Records shown:

····················

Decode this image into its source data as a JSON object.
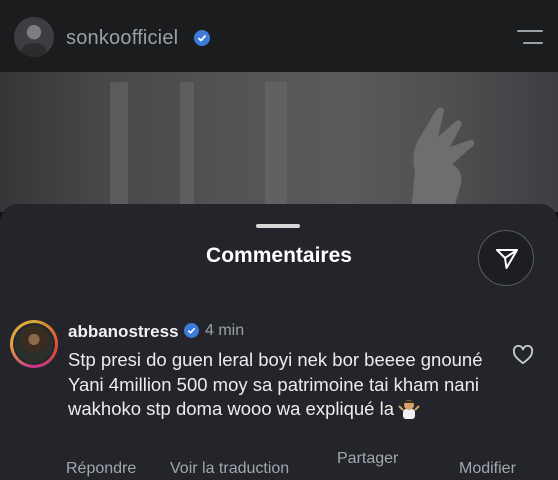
{
  "header": {
    "username": "sonkoofficiel",
    "avatar_icon": "profile-avatar",
    "verified_icon": "verified-badge-icon",
    "menu_icon": "hamburger-menu-icon"
  },
  "sheet": {
    "title": "Commentaires",
    "send_icon": "paper-plane-icon"
  },
  "comment": {
    "username": "abbanostress",
    "time": "4 min",
    "text": "Stp presi do guen leral boyi nek bor beeee gnouné Yani 4million 500 moy sa patrimoine tai kham nani wakhoko stp doma wooo wa expliqué la",
    "emoji": "person-shrugging-emoji",
    "like_icon": "heart-icon"
  },
  "actions": {
    "reply": "Répondre",
    "translate": "Voir la traduction",
    "share": "Partager",
    "edit": "Modifier"
  },
  "colors": {
    "sheet_bg": "#23252a",
    "verified": "#3d7bd9",
    "secondary_text": "#9ea2a8"
  }
}
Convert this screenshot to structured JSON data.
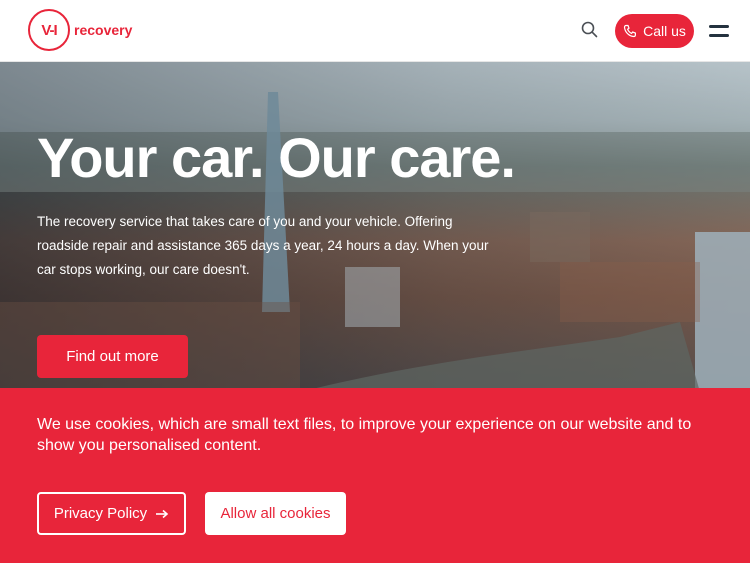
{
  "header": {
    "logo_mark": "V-I",
    "logo_text": "recovery",
    "call_label": "Call us"
  },
  "hero": {
    "title": "Your car. Our care.",
    "text": "The recovery service that takes care of you and your vehicle. Offering roadside repair and assistance 365 days a year, 24 hours a day. When your car stops working, our care doesn't.",
    "cta_label": "Find out more"
  },
  "cookie": {
    "text": "We use cookies, which are small text files, to improve your experience on our website and to show you personalised content.",
    "privacy_label": "Privacy Policy",
    "allow_label": "Allow all cookies"
  },
  "colors": {
    "brand_red": "#e8253a",
    "menu_dark": "#24323f"
  },
  "icons": [
    "search-icon",
    "phone-icon",
    "menu-icon",
    "arrow-right-icon"
  ]
}
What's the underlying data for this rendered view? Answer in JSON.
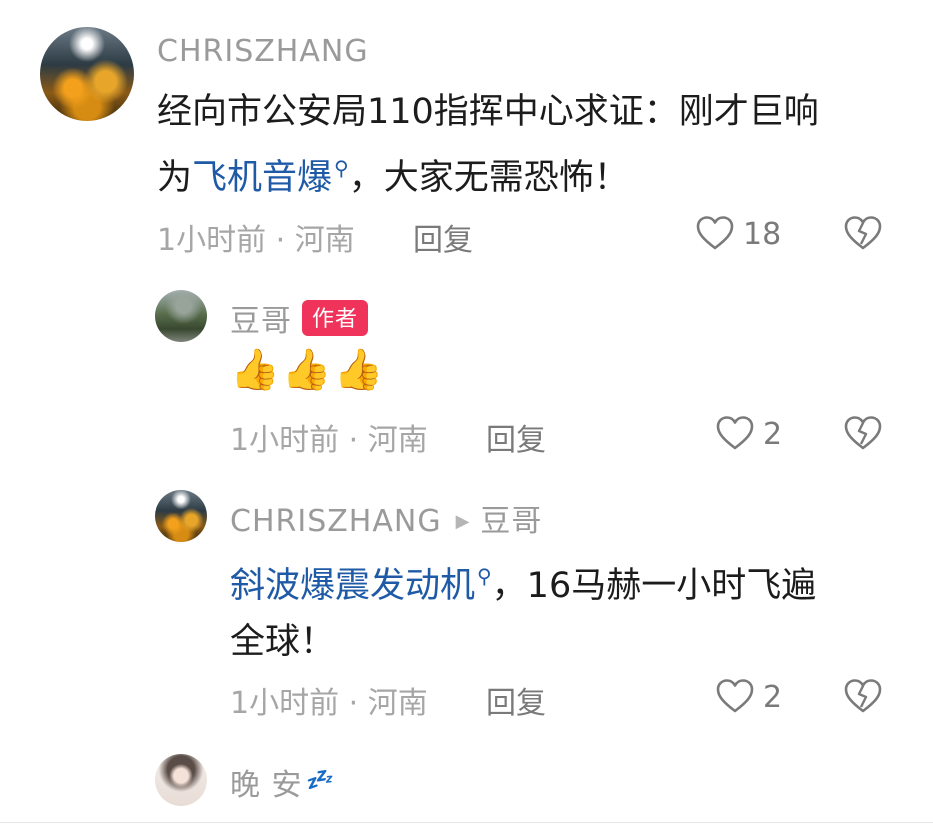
{
  "comments": [
    {
      "username": "CHRISZHANG",
      "content_prefix": "经向市公安局110指挥中心求证：刚才巨响",
      "content_line2_prefix": "为",
      "content_link": "飞机音爆",
      "content_suffix": "，大家无需恐怖！",
      "meta": "1小时前 · 河南",
      "reply_label": "回复",
      "likes": "18"
    }
  ],
  "replies": [
    {
      "username": "豆哥",
      "badge": "作者",
      "emoji": "👍",
      "meta": "1小时前 · 河南",
      "reply_label": "回复",
      "likes": "2"
    },
    {
      "username": "CHRISZHANG",
      "reply_to": "豆哥",
      "content_link": "斜波爆震发动机",
      "content_suffix": "，16马赫一小时飞遍",
      "content_line2": "全球！",
      "meta": "1小时前 · 河南",
      "reply_label": "回复",
      "likes": "2"
    },
    {
      "username": "晚 安",
      "username_emoji": "💤"
    }
  ],
  "colors": {
    "link": "#1f5aa6",
    "badge": "#f0335a",
    "meta": "#a6a6a6",
    "username": "#9a9a9a"
  },
  "icons": {
    "like": "heart-outline-icon",
    "dislike": "broken-heart-icon",
    "search_mark": "search-mark-icon",
    "reply_arrow": "triangle-right-icon"
  }
}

····················

Challenge: Print out the whole of the material word for word, without pictures.

Task solution:
Decode this image into its source data as a JSON object.
{
  "header": {
    "username": "sonkoofficiel",
    "avatar_icon": "profile-avatar",
    "verified_icon": "verified-badge-icon",
    "menu_icon": "hamburger-menu-icon"
  },
  "sheet": {
    "title": "Commentaires",
    "send_icon": "paper-plane-icon"
  },
  "comment": {
    "username": "abbanostress",
    "time": "4 min",
    "text": "Stp presi do guen leral boyi nek bor beeee gnouné Yani 4million 500 moy sa patrimoine tai kham nani wakhoko stp doma wooo wa expliqué la",
    "emoji": "person-shrugging-emoji",
    "like_icon": "heart-icon"
  },
  "actions": {
    "reply": "Répondre",
    "translate": "Voir la traduction",
    "share": "Partager",
    "edit": "Modifier"
  },
  "colors": {
    "sheet_bg": "#23252a",
    "verified": "#3d7bd9",
    "secondary_text": "#9ea2a8"
  }
}
Convert this screenshot to structured JSON data.
{
  "header": {
    "logo_mark": "V-I",
    "logo_text": "recovery",
    "call_label": "Call us"
  },
  "hero": {
    "title": "Your car. Our care.",
    "text": "The recovery service that takes care of you and your vehicle. Offering roadside repair and assistance 365 days a year, 24 hours a day. When your car stops working, our care doesn't.",
    "cta_label": "Find out more"
  },
  "cookie": {
    "text": "We use cookies, which are small text files, to improve your experience on our website and to show you personalised content.",
    "privacy_label": "Privacy Policy",
    "allow_label": "Allow all cookies"
  },
  "colors": {
    "brand_red": "#e8253a",
    "menu_dark": "#24323f"
  },
  "icons": [
    "search-icon",
    "phone-icon",
    "menu-icon",
    "arrow-right-icon"
  ]
}
What's the underlying data for this rendered view? Answer in JSON.
{
  "comments": [
    {
      "username": "CHRISZHANG",
      "content_prefix": "经向市公安局110指挥中心求证：刚才巨响",
      "content_line2_prefix": "为",
      "content_link": "飞机音爆",
      "content_suffix": "，大家无需恐怖！",
      "meta": "1小时前 · 河南",
      "reply_label": "回复",
      "likes": "18"
    }
  ],
  "replies": [
    {
      "username": "豆哥",
      "badge": "作者",
      "emoji": "👍",
      "meta": "1小时前 · 河南",
      "reply_label": "回复",
      "likes": "2"
    },
    {
      "username": "CHRISZHANG",
      "reply_to": "豆哥",
      "content_link": "斜波爆震发动机",
      "content_suffix": "，16马赫一小时飞遍",
      "content_line2": "全球！",
      "meta": "1小时前 · 河南",
      "reply_label": "回复",
      "likes": "2"
    },
    {
      "username": "晚 安",
      "username_emoji": "💤"
    }
  ],
  "colors": {
    "link": "#1f5aa6",
    "badge": "#f0335a",
    "meta": "#a6a6a6",
    "username": "#9a9a9a"
  },
  "icons": {
    "like": "heart-outline-icon",
    "dislike": "broken-heart-icon",
    "search_mark": "search-mark-icon",
    "reply_arrow": "triangle-right-icon"
  }
}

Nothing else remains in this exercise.